# [Passage shown]
[Date Prev][Date Next][Thread Prev][Thread Next][Date Index][Thread Index]
[Chicken-hackers] [PATCH] More efficient numbers integration through "sc
[Chicken-hackers] [PATCH] More efficient numbers integration through "scratchspace"
Sun, 19 Apr 2015 21:01:56 +0200
[warning: this mail is rather long]
I managed to drastically reduce the overhead of the full numeric
tower in core by introducing a new memory allocation area: the
"scratch space". As the name suggests, this is an area where
objects are temporarily stored until they can be re-integrated
in the normal GC. Find it in the "numbers-integration-scratchspace"
branch. This branch builds upon my earlier "numbers-integration"
branch. I have been rebasing like crazy on both branches, so you
will need to reset either branch if you've checked it out before.
This work took a lot of energy from me, and while there's still
some more stuff that could be done, I can't/don't want to continue
with it right now, and I certainly can't justify putting any more
energy in it if it isn't going to be merged. Having said that,
I'm quite happy with the current state of the project. I think
it is ready to be merged in: the remaining tasks, should we decide
to do them, are just minor improvements. More on that later, but
let's first explain how it works!
The goal is that if you're not using extended numbers, you should not
need to pay a large overhead cost because of the simple fact that they
exist (thank you Felix, for pushing this idea so strongly!). So, the
functions for addition, subtraction, multiplication and the bitwise
operators are now inlineable once again. This means that they use
a fixed amount of memory set aside on the stack, exactly as in the
master branch (except the amounts are a larger, in extreme cases
even 10 times as large - going from 4 words to 40 words). When you
first create a bignum, a scratch space is created through "malloc",
and the bignum is placed there.
The scratch area is seen as an extension of the nursery: the
C_demand() and C_stack_probe() checks will add the size of the scratch
space to the stack's size, and trigger a minor GC when the sum of the
two exceeds the maximum nursery size.
Because a new memory region needs to be integrated with the garbage
collector, we have to deal with two main challenges, and this is where
the nitty-gritty details get pretty tricky, even though the main idea
is very simple:
1) When performing heavy calculations, a lot of garbage numbers are
generated, and we need to somehow know which ones are still "live"
and which can be cleaned up, so we won't run out of memory. However,
in an inline function we don't have a continuation/closure root object
from which we can trace the live variables.
2) If the scratch space is filled up and needs to be reallocated, we
need to copy the numbers to a newly allocated area, and update all
the (live) pointers to those numbers. Unfortunately, an object is
referred to by a machine word, and there can be a semi-infinite number
of references to a bignum, which all need to be updated. Because
we're not performing a "proper" GC, we need to somehow update all of
This has been solved by adding a level of indirection: bignums are now
represented exactly like in the "numbers" egg, as a record that contains
two slots: the type (##sys#bignum) and a string that holds the binary
representation of the bignum's digit words. When a bignum is allocated,
the record itself is _always_ allocated on the stack, and the string is
allocated in the scratch space. The memory location of the slot
containing the string is recorded in scratch space, in a machine word
just preceding the string. This "back pointer" functions in a way that
looks a lot like the mutation stack: it remembers what slots need to be
looked at when reallocating. Because numbers are "atomic" in Scheme, we
can also assume that nothing else is going to mutate this slot.

# [Lines of data]

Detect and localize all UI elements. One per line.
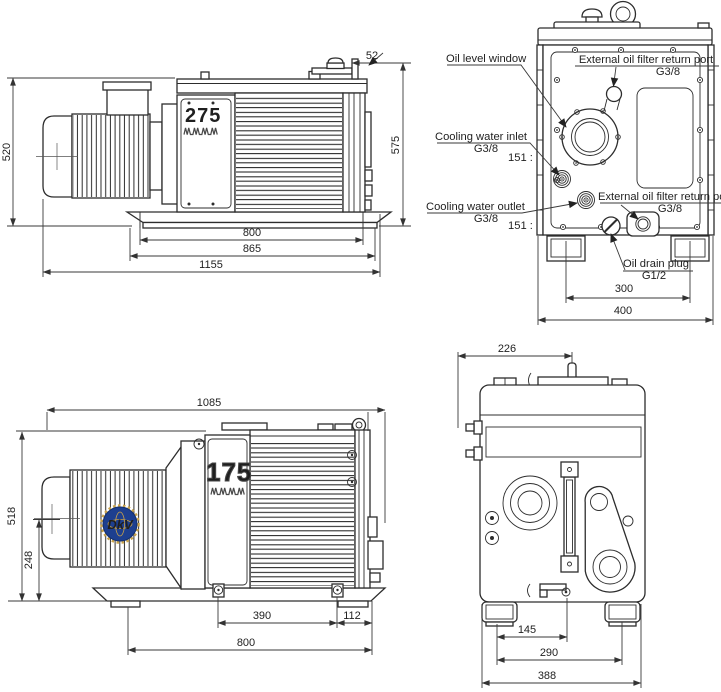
label-water-inlet-note: 151 : (508, 152, 533, 164)
dim-390: 390 (253, 610, 271, 622)
dim-1155: 1155 (199, 259, 223, 271)
dim-400: 400 (614, 305, 632, 317)
label-filter-return: External oil filter return port (598, 191, 721, 203)
pump-body (194, 419, 383, 589)
model-number-275: 275 (185, 105, 221, 127)
pump-dimensional-drawing: 275 520 575 52 800 865 1155 (0, 0, 721, 692)
dkv-logo-text: DkV (107, 517, 134, 532)
label-oil-level-window: Oil level window (446, 53, 527, 65)
view-side-175: DkV 175 1085 (6, 397, 385, 655)
view-rear: Oil level window External oil filter ret… (426, 2, 721, 326)
external-oil-filter-return-port-bottom (627, 212, 659, 236)
coupling-housing (166, 441, 205, 589)
dim-865: 865 (243, 243, 261, 255)
coupling-housing (150, 104, 178, 204)
model-number-175: 175 (206, 457, 252, 487)
oil-sight-glass (561, 462, 578, 572)
label-water-outlet: Cooling water outlet (426, 201, 526, 213)
pump-body (177, 58, 372, 212)
dim-300: 300 (615, 283, 633, 295)
technical-drawing: 275 520 575 52 800 865 1155 (0, 0, 721, 692)
label-filter-return-port-size: G3/8 (656, 66, 680, 78)
view-side-275: 275 520 575 52 800 865 1155 (1, 50, 411, 277)
oil-drain-plug (602, 217, 620, 235)
top-plate (538, 28, 712, 45)
terminal-box (107, 88, 148, 115)
label-water-inlet: Cooling water inlet (435, 131, 528, 143)
dim-112: 112 (343, 610, 361, 622)
dim-52: 52 (366, 50, 378, 62)
cooling-water-outlet-port (578, 192, 595, 209)
dim-800-base: 800 (237, 637, 255, 649)
dim-518: 518 (6, 507, 18, 525)
base-plate (127, 212, 391, 228)
label-water-outlet-note: 151 : (508, 220, 533, 232)
side-port (368, 541, 383, 569)
oil-fill-cap (327, 63, 344, 69)
dim-520: 520 (1, 143, 13, 161)
dim-226: 226 (498, 343, 516, 355)
label-filter-return-port: External oil filter return port (579, 54, 714, 66)
dim-800: 800 (243, 227, 261, 239)
label-oil-drain: Oil drain plug (623, 258, 689, 270)
cooling-water-inlet-port (554, 171, 571, 188)
label-water-inlet-size: G3/8 (474, 143, 498, 155)
front-feet (482, 602, 640, 626)
motor (34, 470, 166, 567)
dim-145: 145 (518, 624, 536, 636)
dim-1085: 1085 (197, 397, 221, 409)
cooling-fins (236, 96, 342, 209)
dim-388: 388 (538, 670, 556, 682)
view-front: 226 145 290 388 (458, 343, 645, 688)
oil-fill-cap (582, 9, 602, 23)
cooling-fins (251, 441, 354, 586)
dim-290: 290 (540, 647, 558, 659)
motor (36, 82, 151, 198)
dim-575: 575 (390, 136, 402, 154)
label-water-outlet-size: G3/8 (474, 213, 498, 225)
port-stub (352, 59, 358, 79)
label-filter-return-size: G3/8 (658, 203, 682, 215)
dim-248: 248 (23, 551, 35, 569)
label-oil-drain-size: G1/2 (642, 270, 666, 282)
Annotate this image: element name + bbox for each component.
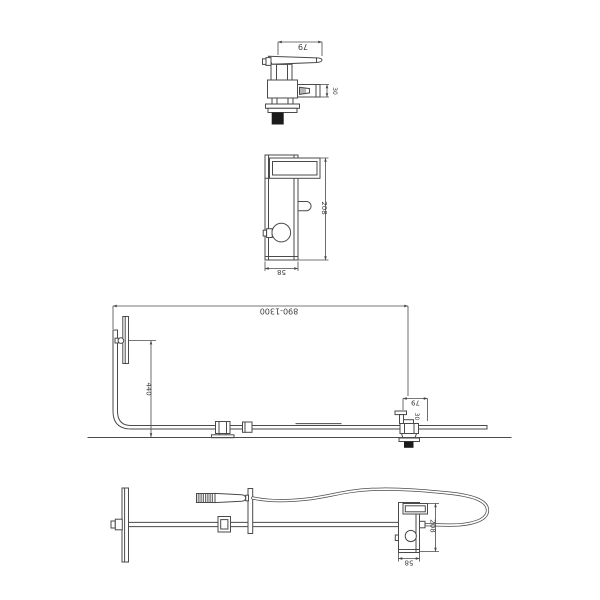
dim-flat-width: 58 — [399, 553, 420, 567]
valve-body — [268, 80, 298, 98]
rail-connector — [243, 422, 253, 432]
valve-side-stub — [263, 58, 272, 66]
flat-wall-stub — [111, 519, 122, 530]
technical-drawing: 79 30 — [0, 0, 600, 600]
unit-head-spout — [265, 158, 320, 178]
dim-label-head-height: 440 — [145, 382, 153, 395]
dim-label-mixer-spout: 30 — [413, 413, 420, 421]
dim-label-unit-height: 208 — [320, 201, 328, 214]
dim-label-flat-width: 58 — [405, 559, 414, 567]
view-unit-front: 208 58 — [263, 155, 328, 276]
dim-label-valve-spout: 30 — [331, 87, 338, 95]
unit-handle-tab — [298, 202, 311, 211]
mixer-inlet-shank — [404, 442, 414, 448]
valve-handle — [269, 56, 323, 64]
hand-shower — [197, 493, 249, 502]
dim-label-flat-height: 208 — [428, 519, 436, 532]
dim-unit-width: 58 — [265, 262, 298, 276]
valve-neck — [271, 64, 292, 80]
dim-rail-span: 890-1300 — [113, 306, 408, 396]
dim-head-height: 440 — [129, 341, 157, 437]
dim-label-rail-span: 890-1300 — [260, 306, 299, 315]
view-flat-layout: 208 58 — [111, 488, 488, 567]
dim-valve-spout: 30 — [320, 85, 338, 98]
shower-hose — [253, 489, 488, 525]
dim-label-unit-width: 58 — [277, 268, 286, 276]
flat-head-plate — [122, 488, 129, 562]
view-valve-side: 79 30 — [263, 42, 339, 125]
hose-nipple — [420, 521, 426, 528]
valve-locknut — [272, 98, 293, 104]
slide-rail-side — [131, 424, 487, 429]
dim-label-mixer-width: 79 — [411, 399, 420, 407]
dim-valve-width: 79 — [278, 42, 322, 56]
valve-inlet-shank — [272, 113, 284, 125]
flat-slider-clamp — [218, 517, 231, 533]
wall-bracket — [212, 422, 235, 438]
flat-rail — [129, 522, 399, 526]
dim-label-valve-width: 79 — [298, 42, 308, 51]
valve-spout — [298, 85, 321, 98]
head-swivel-joint — [115, 338, 124, 344]
valve-base-flange — [266, 104, 300, 113]
flat-unit-body — [395, 503, 427, 553]
view-installation: 890-1300 440 — [88, 306, 511, 448]
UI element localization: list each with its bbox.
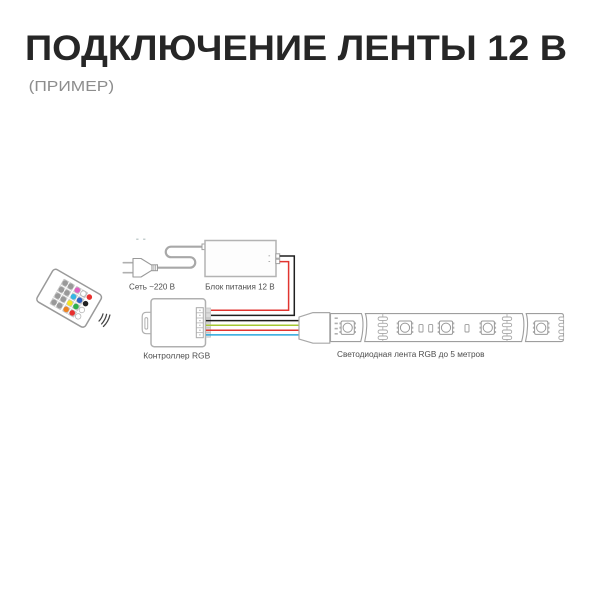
svg-text:Сеть ~220 В: Сеть ~220 В	[129, 283, 175, 292]
svg-text:ПОДКЛЮЧЕНИЕ ЛЕНТЫ 12 В: ПОДКЛЮЧЕНИЕ ЛЕНТЫ 12 В	[25, 29, 567, 68]
svg-text:Контроллер RGB: Контроллер RGB	[143, 350, 210, 360]
svg-text:Блок питания 12 В: Блок питания 12 В	[205, 283, 275, 292]
svg-text:(ПРИМЕР): (ПРИМЕР)	[29, 78, 115, 95]
svg-text:Светодиодная лента RGB до 5 ме: Светодиодная лента RGB до 5 метров	[337, 350, 485, 359]
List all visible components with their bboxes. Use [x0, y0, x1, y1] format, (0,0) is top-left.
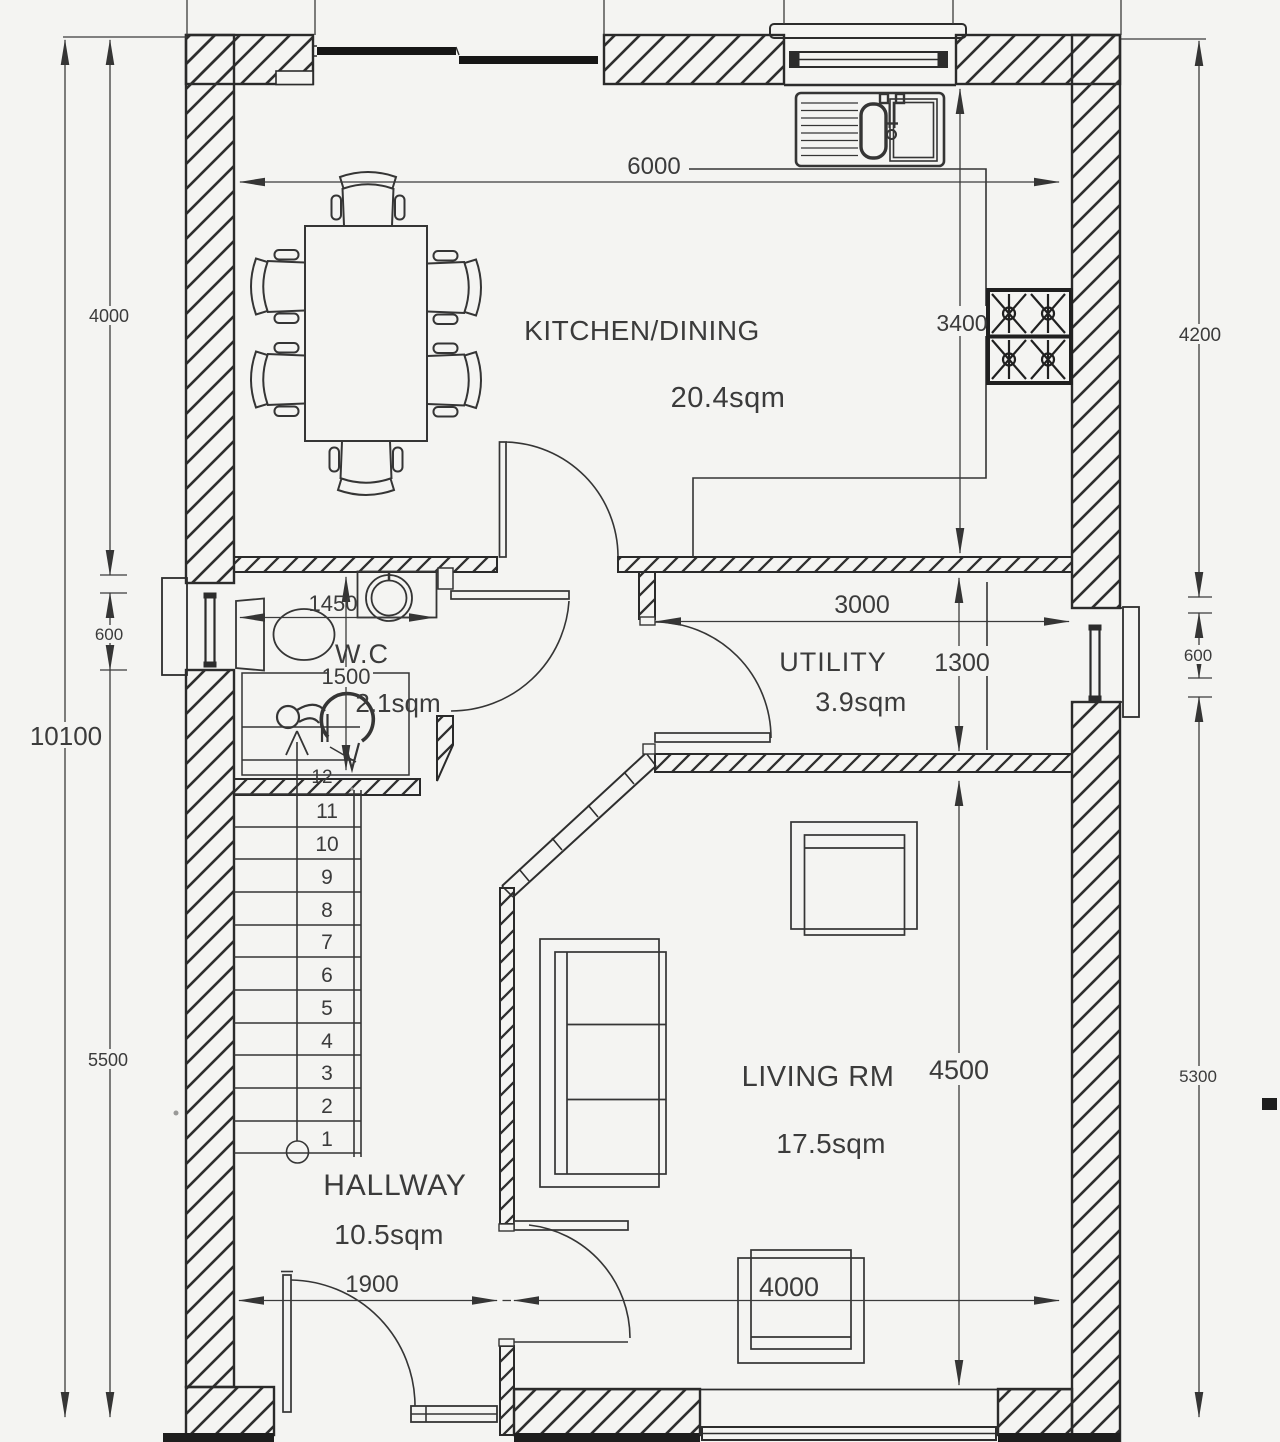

# [Instructions to follow]
Copy the part of the mailing-list post on scratch space that starts at "branch. I have" and ends at "how it works!", word for word.

# [Reply]
branch. I have been rebasing like crazy on both branches, so you
will need to reset either branch if you've checked it out before.
This work took a lot of energy from me, and while there's still
some more stuff that could be done, I can't/don't want to continue
with it right now, and I certainly can't justify putting any more
energy in it if it isn't going to be merged. Having said that,
I'm quite happy with the current state of the project. I think
it is ready to be merged in: the remaining tasks, should we decide
to do them, are just minor improvements. More on that later, but
let's first explain how it works!